** START DATA LISTING **

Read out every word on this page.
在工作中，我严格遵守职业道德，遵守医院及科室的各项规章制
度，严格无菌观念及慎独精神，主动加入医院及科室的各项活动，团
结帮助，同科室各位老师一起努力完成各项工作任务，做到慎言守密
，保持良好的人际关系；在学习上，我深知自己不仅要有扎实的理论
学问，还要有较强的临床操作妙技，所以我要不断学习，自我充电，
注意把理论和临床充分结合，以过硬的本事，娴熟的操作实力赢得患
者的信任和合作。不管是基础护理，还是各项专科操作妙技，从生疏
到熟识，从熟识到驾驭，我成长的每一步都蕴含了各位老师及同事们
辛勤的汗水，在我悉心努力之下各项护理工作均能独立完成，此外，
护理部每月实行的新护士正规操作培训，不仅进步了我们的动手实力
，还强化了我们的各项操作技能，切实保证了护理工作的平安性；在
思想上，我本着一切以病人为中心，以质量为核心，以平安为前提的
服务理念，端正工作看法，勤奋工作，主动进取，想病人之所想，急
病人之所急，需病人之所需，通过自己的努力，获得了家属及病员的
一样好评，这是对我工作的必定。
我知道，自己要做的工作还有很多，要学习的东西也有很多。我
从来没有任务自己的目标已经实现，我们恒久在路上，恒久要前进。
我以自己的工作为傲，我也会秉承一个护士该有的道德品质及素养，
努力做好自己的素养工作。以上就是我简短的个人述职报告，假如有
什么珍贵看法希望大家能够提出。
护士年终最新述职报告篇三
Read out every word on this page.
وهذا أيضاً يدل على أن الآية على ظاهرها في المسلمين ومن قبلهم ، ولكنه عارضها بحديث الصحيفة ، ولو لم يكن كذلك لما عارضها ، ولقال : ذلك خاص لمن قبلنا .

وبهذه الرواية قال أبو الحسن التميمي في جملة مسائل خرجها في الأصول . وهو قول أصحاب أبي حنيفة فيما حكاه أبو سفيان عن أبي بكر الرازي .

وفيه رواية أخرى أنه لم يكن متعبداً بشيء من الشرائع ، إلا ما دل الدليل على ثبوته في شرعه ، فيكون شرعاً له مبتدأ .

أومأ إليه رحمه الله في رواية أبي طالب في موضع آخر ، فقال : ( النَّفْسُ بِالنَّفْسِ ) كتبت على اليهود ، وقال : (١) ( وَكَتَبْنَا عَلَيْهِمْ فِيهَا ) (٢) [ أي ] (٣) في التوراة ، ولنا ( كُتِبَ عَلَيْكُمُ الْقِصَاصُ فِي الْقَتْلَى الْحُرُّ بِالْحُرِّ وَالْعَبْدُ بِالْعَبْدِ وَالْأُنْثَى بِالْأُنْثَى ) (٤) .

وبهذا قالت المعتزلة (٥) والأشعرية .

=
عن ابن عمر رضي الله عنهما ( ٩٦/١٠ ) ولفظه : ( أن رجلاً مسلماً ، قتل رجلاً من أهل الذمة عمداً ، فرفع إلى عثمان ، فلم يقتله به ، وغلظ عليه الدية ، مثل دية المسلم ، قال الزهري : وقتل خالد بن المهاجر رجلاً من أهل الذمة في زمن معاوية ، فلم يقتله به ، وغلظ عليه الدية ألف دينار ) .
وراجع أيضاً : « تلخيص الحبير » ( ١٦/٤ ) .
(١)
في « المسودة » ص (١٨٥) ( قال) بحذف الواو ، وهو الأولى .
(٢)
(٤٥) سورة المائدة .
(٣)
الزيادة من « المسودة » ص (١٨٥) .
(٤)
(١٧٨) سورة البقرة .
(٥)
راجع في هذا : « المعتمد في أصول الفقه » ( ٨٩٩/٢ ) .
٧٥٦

** END DATA LISTING **
** START DATA LISTING **

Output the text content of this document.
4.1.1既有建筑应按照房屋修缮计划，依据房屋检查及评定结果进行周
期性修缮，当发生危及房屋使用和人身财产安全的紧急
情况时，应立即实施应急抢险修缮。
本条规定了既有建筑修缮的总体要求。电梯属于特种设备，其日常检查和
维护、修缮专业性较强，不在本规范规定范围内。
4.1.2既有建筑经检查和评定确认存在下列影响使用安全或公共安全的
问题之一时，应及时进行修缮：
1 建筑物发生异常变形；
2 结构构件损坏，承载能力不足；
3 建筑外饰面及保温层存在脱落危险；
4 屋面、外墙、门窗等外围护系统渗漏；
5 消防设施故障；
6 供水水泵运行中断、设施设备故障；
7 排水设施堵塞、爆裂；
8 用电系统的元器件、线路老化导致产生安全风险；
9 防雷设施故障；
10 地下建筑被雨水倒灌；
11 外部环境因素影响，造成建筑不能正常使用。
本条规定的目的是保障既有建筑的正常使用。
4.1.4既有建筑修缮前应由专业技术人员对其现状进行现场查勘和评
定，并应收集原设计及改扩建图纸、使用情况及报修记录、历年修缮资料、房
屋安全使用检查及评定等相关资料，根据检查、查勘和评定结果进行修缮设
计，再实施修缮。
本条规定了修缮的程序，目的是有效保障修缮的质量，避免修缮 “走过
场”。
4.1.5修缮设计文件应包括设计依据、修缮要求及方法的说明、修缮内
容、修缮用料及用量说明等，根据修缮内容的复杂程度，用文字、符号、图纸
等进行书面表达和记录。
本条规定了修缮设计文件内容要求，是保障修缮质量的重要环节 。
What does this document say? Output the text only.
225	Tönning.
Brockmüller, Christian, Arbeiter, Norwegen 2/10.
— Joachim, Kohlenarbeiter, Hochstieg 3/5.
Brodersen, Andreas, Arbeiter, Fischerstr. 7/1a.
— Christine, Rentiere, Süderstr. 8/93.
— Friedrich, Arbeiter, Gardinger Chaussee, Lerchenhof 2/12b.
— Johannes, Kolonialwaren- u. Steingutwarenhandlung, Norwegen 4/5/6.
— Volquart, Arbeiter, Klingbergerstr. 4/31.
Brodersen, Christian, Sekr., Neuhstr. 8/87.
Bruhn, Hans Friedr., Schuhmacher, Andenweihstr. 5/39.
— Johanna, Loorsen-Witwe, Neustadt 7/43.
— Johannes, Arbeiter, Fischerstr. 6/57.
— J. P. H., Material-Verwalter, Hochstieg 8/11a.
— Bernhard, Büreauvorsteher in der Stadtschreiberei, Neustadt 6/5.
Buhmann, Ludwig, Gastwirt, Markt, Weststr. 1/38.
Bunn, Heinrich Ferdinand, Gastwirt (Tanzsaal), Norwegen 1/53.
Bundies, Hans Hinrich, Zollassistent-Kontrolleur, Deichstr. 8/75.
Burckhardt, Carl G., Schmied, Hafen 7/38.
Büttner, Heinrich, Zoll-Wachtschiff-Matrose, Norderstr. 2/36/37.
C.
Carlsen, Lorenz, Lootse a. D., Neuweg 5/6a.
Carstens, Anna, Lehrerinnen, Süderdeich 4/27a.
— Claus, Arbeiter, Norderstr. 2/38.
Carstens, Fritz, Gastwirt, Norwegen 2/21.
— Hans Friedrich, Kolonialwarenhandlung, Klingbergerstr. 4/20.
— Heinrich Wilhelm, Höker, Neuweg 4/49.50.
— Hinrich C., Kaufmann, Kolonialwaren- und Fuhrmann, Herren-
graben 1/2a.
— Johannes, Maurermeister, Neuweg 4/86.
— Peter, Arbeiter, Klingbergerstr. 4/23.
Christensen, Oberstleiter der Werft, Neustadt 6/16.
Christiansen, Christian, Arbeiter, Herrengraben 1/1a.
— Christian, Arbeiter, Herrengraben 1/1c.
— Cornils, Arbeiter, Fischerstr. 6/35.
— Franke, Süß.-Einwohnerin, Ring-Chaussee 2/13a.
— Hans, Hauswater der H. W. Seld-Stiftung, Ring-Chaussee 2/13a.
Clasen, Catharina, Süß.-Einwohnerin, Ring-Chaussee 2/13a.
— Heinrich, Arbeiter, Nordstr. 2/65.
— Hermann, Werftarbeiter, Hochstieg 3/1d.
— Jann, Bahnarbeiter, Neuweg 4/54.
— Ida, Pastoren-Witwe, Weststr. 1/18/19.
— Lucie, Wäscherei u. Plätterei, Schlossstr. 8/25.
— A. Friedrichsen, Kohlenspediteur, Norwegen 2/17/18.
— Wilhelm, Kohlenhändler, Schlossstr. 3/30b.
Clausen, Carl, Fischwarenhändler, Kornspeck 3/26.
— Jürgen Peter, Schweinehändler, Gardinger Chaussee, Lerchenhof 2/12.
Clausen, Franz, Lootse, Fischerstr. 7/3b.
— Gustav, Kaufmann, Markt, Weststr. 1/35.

** END DATA LISTING **

● WHAT IS NEEDED:
Return all lines containing the word "Output".

● REPLY TO THE EXERCISE:
Output the text content of this document.
What does this document say? Output the text only.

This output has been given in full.